• _YOUR GOAL_
Copy out the lines starting at the one containing "- media-grid[interactable]: [248, 192, 1279, 756]" and ending at the one containing "- clip-van-laughing-guy[interactable]: [741, 666, 956, 756]", with no changes.

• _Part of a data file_
====
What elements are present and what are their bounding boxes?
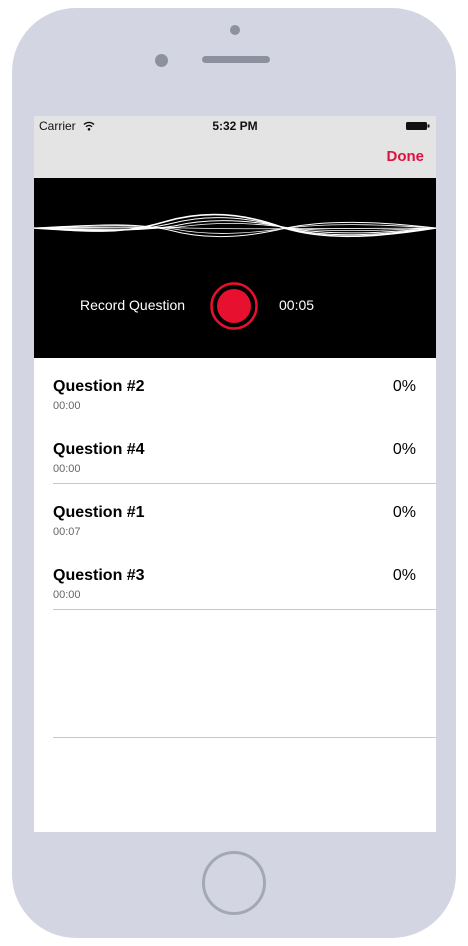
question-duration: 00:07: [53, 526, 81, 538]
app-screen: Carrier 5:32 PM Done Record Question 00:…: [34, 116, 436, 832]
waveform-visualizer: [34, 213, 436, 238]
record-timer: 00:05: [279, 297, 315, 313]
status-bar: Carrier 5:32 PM: [34, 116, 436, 136]
earpiece-speaker: [202, 56, 270, 63]
battery-icon: [406, 122, 430, 130]
question-title: Question #4: [53, 441, 145, 458]
question-duration: 00:00: [53, 589, 81, 601]
question-percent: 0%: [392, 378, 416, 395]
question-list: Question #2 00:00 0% Question #4 00:00 0…: [34, 358, 436, 610]
question-title: Question #1: [53, 504, 145, 521]
question-percent: 0%: [392, 567, 416, 584]
question-title: Question #3: [53, 567, 145, 584]
question-percent: 0%: [392, 441, 416, 458]
question-row[interactable]: Question #2 00:00 0%: [34, 358, 436, 421]
front-sensor: [230, 25, 240, 35]
question-row[interactable]: Question #1 00:07 0%: [34, 484, 436, 547]
question-percent: 0%: [392, 504, 416, 521]
front-camera: [155, 54, 168, 67]
question-duration: 00:00: [53, 463, 81, 475]
row-divider: [53, 609, 436, 610]
question-row[interactable]: Question #4 00:00 0%: [34, 421, 436, 484]
list-bottom-divider: [53, 737, 436, 738]
navigation-bar: Done: [34, 136, 436, 178]
record-button[interactable]: [210, 282, 258, 330]
done-button[interactable]: Done: [387, 148, 425, 165]
question-title: Question #2: [53, 378, 145, 395]
recorder-panel: Record Question 00:05: [34, 178, 436, 358]
record-question-label: Record Question: [80, 297, 186, 313]
question-duration: 00:00: [53, 400, 81, 412]
question-row[interactable]: Question #3 00:00 0%: [34, 547, 436, 610]
home-button[interactable]: [202, 851, 266, 915]
status-time: 5:32 PM: [212, 119, 258, 133]
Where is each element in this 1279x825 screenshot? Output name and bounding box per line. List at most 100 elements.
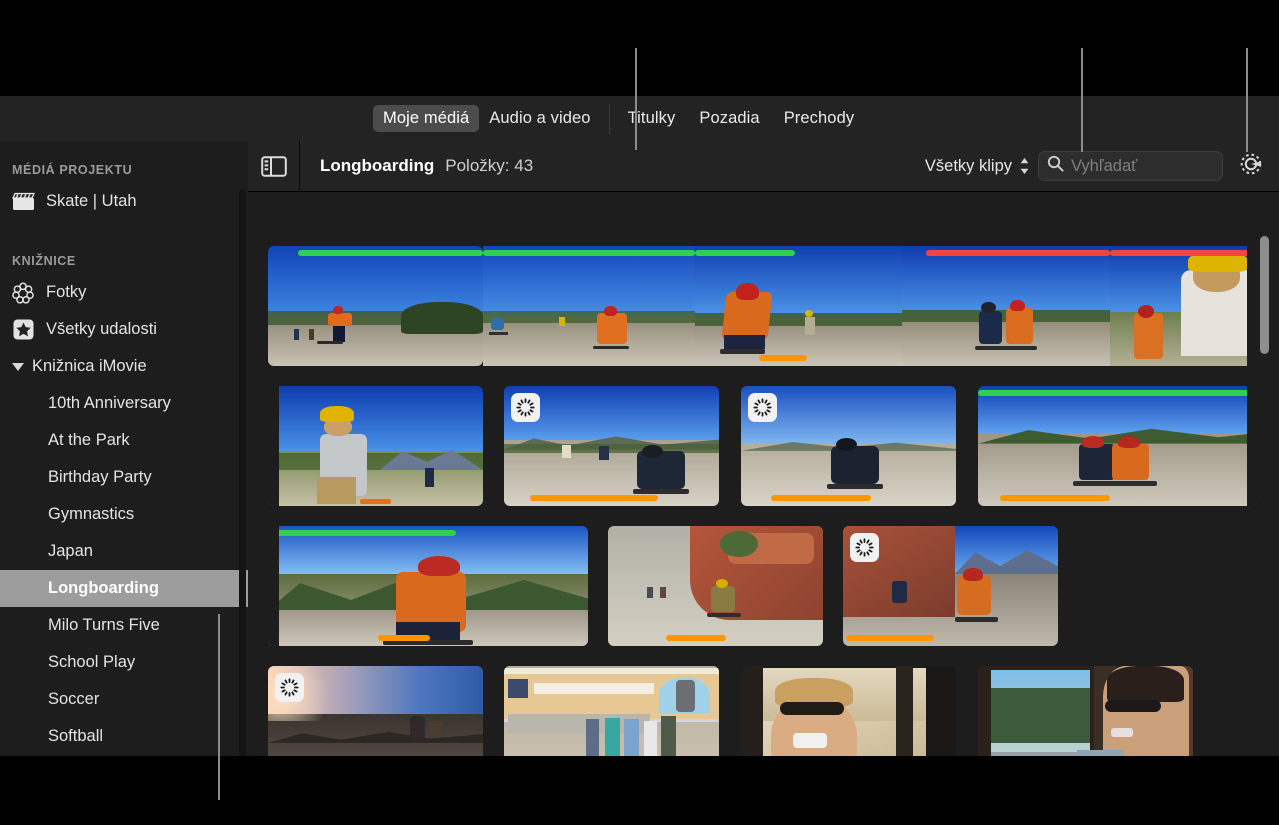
- media-grid[interactable]: [248, 192, 1279, 756]
- slow-motion-icon: [275, 673, 304, 702]
- sidebar-item-10th-anniversary[interactable]: 10th Anniversary: [0, 385, 248, 422]
- sidebar-item-birthday-party[interactable]: Birthday Party: [0, 459, 248, 496]
- sidebar-item-label: Knižnica iMovie: [32, 357, 147, 375]
- sidebar-item-label: School Play: [48, 653, 136, 671]
- clip-lone-skater-carve[interactable]: [741, 386, 956, 506]
- clip-skater-orange-shirt-a[interactable]: [268, 246, 483, 366]
- clip-van-laughing-guy[interactable]: [741, 666, 956, 756]
- sidebar-item-kniznica-imovie[interactable]: Knižnica iMovie: [0, 348, 248, 385]
- up-down-chevrons-icon[interactable]: [1019, 156, 1030, 176]
- sidebar-item-label: Milo Turns Five: [48, 616, 160, 634]
- search-input[interactable]: Vyhľadať: [1038, 151, 1223, 181]
- tab-titles[interactable]: Titulky: [618, 105, 686, 132]
- favorite-bar: [276, 530, 456, 536]
- slow-motion-icon: [748, 393, 777, 422]
- libraries-sidebar: MÉDIÁ PROJEKTU Skate | Utah KNIŽNICE Fot…: [0, 141, 248, 756]
- callout-line-search: [1081, 48, 1083, 152]
- sidebar-item-softball[interactable]: Softball: [0, 718, 248, 755]
- sidebar-toggle-icon[interactable]: [248, 140, 300, 192]
- favorite-bar: [483, 250, 695, 256]
- sidebar-item-label: Longboarding: [48, 579, 159, 597]
- sidebar-item-at-the-park[interactable]: At the Park: [0, 422, 248, 459]
- keyword-bar: [1000, 495, 1110, 501]
- keyword-bar: [530, 495, 658, 501]
- sidebar-item-label: Birthday Party: [48, 468, 152, 486]
- keyword-bar: [378, 635, 430, 641]
- sidebar-item-label: Fotky: [46, 283, 87, 301]
- clip-two-skaters-d[interactable]: [902, 246, 1110, 366]
- clip-red-rocks-road[interactable]: [608, 526, 823, 646]
- favorite-bar: [978, 390, 1250, 396]
- clip-downhill-pack[interactable]: [504, 386, 719, 506]
- gear-icon[interactable]: [1237, 150, 1265, 183]
- sidebar-item-label: Skate | Utah: [46, 192, 137, 210]
- sidebar-item-vsetky-udalosti[interactable]: Všetky udalosti: [0, 311, 248, 348]
- sidebar-item-soccer[interactable]: Soccer: [0, 681, 248, 718]
- media-scrollbar[interactable]: [1260, 236, 1269, 354]
- clip-filter-value[interactable]: Všetky klipy: [925, 157, 1012, 176]
- media-row: [268, 526, 1258, 646]
- photos-flower-icon: [12, 282, 46, 304]
- sidebar-section-project-media: MÉDIÁ PROJEKTU: [12, 163, 133, 177]
- tab-backgrounds[interactable]: Pozadia: [689, 105, 769, 132]
- tab-my-media[interactable]: Moje médiá: [373, 105, 480, 132]
- sidebar-item-label: Softball: [48, 727, 104, 745]
- sidebar-section-libraries: KNIŽNICE: [12, 254, 76, 268]
- sidebar-item-label: Japan: [48, 542, 93, 560]
- clip-skater-distance-b[interactable]: [483, 246, 695, 366]
- sidebar-item-longboarding[interactable]: Longboarding: [0, 570, 248, 607]
- browser-toolbar: Longboarding Položky: 43 Všetky klipy Vy…: [248, 140, 1279, 192]
- media-row: [268, 246, 1258, 366]
- search-icon: [1047, 155, 1064, 177]
- sidebar-item-label: Gymnastics: [48, 505, 135, 523]
- clip-pair-downhill-cont[interactable]: [268, 526, 588, 646]
- clip-continued-marker: [268, 526, 279, 646]
- sidebar-item-japan[interactable]: Japan: [0, 533, 248, 570]
- clip-yellow-helmet-cont[interactable]: [268, 386, 483, 506]
- clip-canyon-descent[interactable]: [843, 526, 1058, 646]
- keyword-bar: [846, 635, 934, 641]
- tab-audio-video[interactable]: Audio a video: [479, 105, 600, 132]
- slow-motion-icon: [850, 533, 879, 562]
- tabbar-divider: [608, 103, 610, 134]
- favorite-bar: [298, 250, 483, 256]
- clip-continues-marker: [1247, 246, 1258, 366]
- sidebar-item-skate-utah[interactable]: Skate | Utah: [0, 183, 248, 220]
- sidebar-scrollbar[interactable]: [239, 189, 246, 756]
- clip-continued-marker: [268, 386, 279, 506]
- rejected-bar: [1110, 250, 1250, 256]
- clapperboard-icon: [12, 192, 46, 211]
- clip-sunset-road[interactable]: [268, 666, 483, 756]
- sidebar-item-fotky[interactable]: Fotky: [0, 274, 248, 311]
- clip-yellow-helmet-e[interactable]: [1110, 246, 1258, 366]
- sidebar-item-school-play[interactable]: School Play: [0, 644, 248, 681]
- keyword-bar: [771, 495, 871, 501]
- sidebar-item-label: At the Park: [48, 431, 130, 449]
- media-browser: Longboarding Položky: 43 Všetky klipy Vy…: [248, 140, 1279, 756]
- page-title: Longboarding: [320, 156, 435, 175]
- clip-van-woman-talking[interactable]: [978, 666, 1193, 756]
- media-row: [268, 386, 1258, 506]
- sidebar-item-gymnastics[interactable]: Gymnastics: [0, 496, 248, 533]
- clip-crossroads-trading-post[interactable]: [504, 666, 719, 756]
- clip-skater-crouch-c[interactable]: [695, 246, 902, 366]
- sidebar-item-label: Soccer: [48, 690, 100, 708]
- rejected-bar: [926, 250, 1110, 256]
- slow-motion-icon: [511, 393, 540, 422]
- clip-continues-marker: [1247, 386, 1258, 506]
- favorite-bar: [695, 250, 795, 256]
- clip-pair-downhill[interactable]: [978, 386, 1258, 506]
- sidebar-item-label: Všetky udalosti: [46, 320, 157, 338]
- sidebar-item-label: 10th Anniversary: [48, 394, 171, 412]
- callout-line-settings: [1246, 48, 1248, 152]
- disclosure-triangle-icon[interactable]: [12, 362, 24, 371]
- callout-line-sidebar-selection: [218, 614, 220, 800]
- star-icon: [12, 318, 46, 341]
- keyword-bar: [666, 635, 726, 641]
- sidebar-item-milo-turns-five[interactable]: Milo Turns Five: [0, 607, 248, 644]
- keyword-bar: [759, 355, 807, 361]
- tab-transitions[interactable]: Prechody: [774, 105, 865, 132]
- search-placeholder: Vyhľadať: [1071, 156, 1138, 175]
- media-type-tabbar: Moje médiá Audio a video Titulky Pozadia…: [0, 96, 1279, 141]
- media-row: [268, 666, 1258, 756]
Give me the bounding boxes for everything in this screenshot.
====
• _WRITTEN ANSWER_
- media-grid[interactable]: [248, 192, 1279, 756]
- slow-motion-icon: [275, 673, 304, 702]
- sidebar-item-10th-anniversary[interactable]: 10th Anniversary: [0, 385, 248, 422]
- sidebar-item-birthday-party[interactable]: Birthday Party: [0, 459, 248, 496]
- sidebar-item-label: Knižnica iMovie: [32, 357, 147, 375]
- sidebar-item-label: School Play: [48, 653, 136, 671]
- clip-lone-skater-carve[interactable]: [741, 386, 956, 506]
- clip-skater-orange-shirt-a[interactable]: [268, 246, 483, 366]
- clip-van-laughing-guy[interactable]: [741, 666, 956, 756]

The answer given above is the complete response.